> _Short problem_:
In the material below, identify each line bearing the word "electron". Reproduce those lines.

## BEGIN Input

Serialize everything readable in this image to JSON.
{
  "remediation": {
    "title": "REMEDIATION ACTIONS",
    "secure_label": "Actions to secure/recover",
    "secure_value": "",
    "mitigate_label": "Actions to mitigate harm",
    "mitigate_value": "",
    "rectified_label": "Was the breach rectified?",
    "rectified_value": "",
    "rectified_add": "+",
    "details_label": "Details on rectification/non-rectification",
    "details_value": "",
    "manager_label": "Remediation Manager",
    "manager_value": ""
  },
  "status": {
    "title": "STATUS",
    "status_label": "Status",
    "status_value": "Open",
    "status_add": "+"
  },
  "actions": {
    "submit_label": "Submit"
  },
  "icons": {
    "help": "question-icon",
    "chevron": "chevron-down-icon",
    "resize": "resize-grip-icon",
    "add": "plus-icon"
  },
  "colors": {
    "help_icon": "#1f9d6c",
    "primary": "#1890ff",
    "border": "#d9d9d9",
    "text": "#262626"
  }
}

## END Input
## BEGIN Input

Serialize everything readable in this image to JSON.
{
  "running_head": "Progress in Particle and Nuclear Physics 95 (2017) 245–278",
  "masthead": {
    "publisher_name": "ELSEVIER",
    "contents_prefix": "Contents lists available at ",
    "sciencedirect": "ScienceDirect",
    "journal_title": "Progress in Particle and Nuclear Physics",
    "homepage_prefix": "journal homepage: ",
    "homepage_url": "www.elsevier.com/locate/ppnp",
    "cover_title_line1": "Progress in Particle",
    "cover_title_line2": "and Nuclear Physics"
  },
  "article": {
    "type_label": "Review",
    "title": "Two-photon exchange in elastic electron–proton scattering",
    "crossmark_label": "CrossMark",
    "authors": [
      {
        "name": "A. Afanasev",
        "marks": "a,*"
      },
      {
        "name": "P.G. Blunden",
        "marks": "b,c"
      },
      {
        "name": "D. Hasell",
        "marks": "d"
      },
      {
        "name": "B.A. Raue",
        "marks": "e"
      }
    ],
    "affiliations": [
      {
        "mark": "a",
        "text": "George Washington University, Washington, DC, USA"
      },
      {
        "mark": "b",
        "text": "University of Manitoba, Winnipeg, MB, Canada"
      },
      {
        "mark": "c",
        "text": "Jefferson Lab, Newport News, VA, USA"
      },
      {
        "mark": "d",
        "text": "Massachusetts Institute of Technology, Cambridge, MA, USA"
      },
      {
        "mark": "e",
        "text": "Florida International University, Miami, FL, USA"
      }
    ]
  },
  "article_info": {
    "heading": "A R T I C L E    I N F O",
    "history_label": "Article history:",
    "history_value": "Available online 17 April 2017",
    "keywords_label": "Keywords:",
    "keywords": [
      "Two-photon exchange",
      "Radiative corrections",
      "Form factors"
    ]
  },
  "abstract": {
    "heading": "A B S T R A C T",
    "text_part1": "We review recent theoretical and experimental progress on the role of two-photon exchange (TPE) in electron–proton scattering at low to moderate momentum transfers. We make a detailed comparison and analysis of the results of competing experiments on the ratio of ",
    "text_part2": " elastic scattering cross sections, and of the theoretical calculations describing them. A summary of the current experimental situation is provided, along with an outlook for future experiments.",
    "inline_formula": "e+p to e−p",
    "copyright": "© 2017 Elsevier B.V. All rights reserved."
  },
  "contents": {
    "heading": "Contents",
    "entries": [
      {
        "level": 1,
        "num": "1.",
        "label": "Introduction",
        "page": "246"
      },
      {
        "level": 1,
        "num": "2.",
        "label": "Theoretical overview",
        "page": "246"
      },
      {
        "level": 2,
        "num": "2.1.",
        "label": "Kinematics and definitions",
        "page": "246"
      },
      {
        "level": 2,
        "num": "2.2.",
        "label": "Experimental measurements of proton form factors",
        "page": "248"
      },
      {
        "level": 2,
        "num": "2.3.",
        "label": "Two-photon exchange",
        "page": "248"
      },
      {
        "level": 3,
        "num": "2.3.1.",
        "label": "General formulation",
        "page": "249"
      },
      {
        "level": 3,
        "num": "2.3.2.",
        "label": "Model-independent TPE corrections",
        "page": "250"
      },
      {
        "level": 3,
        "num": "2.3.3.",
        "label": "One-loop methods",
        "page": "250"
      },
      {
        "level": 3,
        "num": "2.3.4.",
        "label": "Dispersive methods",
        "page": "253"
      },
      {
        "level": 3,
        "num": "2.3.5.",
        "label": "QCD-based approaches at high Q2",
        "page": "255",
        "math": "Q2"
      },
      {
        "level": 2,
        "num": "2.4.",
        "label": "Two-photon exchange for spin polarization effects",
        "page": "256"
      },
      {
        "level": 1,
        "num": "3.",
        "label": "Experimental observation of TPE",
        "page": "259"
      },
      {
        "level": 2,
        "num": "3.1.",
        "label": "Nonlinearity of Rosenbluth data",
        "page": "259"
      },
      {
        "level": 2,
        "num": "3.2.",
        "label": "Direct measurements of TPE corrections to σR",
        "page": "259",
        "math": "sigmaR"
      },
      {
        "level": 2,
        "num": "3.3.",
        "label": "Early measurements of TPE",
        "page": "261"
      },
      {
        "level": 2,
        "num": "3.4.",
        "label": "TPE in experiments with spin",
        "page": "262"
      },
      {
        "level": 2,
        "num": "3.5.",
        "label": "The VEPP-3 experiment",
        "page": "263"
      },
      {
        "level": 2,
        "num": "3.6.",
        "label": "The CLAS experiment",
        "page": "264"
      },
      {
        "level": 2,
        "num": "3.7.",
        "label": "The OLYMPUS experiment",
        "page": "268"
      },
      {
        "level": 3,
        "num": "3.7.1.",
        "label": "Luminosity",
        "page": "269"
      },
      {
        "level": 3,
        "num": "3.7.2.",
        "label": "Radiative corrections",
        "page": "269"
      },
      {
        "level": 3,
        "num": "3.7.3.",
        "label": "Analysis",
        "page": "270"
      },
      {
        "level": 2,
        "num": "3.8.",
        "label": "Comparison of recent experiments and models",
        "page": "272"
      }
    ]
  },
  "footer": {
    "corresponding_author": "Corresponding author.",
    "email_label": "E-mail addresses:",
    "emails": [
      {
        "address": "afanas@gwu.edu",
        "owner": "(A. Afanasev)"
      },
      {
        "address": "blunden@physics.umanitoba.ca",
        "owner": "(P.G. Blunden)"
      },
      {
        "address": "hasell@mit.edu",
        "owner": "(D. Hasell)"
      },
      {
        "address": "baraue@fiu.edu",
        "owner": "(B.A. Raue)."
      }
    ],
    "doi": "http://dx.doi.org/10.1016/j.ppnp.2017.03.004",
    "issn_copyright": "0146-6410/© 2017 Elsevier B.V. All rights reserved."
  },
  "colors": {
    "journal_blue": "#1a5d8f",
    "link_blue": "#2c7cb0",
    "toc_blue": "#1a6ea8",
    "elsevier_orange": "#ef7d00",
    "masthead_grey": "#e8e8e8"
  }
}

## END Input

> _Response below_:
    "title": "Two-photon exchange in elastic electron–proton scattering",
    "text_part1": "We review recent theoretical and experimental progress on the role of two-photon exchange (TPE) in electron–proton scattering at low to moderate momentum transfers. We make a detailed comparison and analysis of the results of competing experiments on the ratio of ",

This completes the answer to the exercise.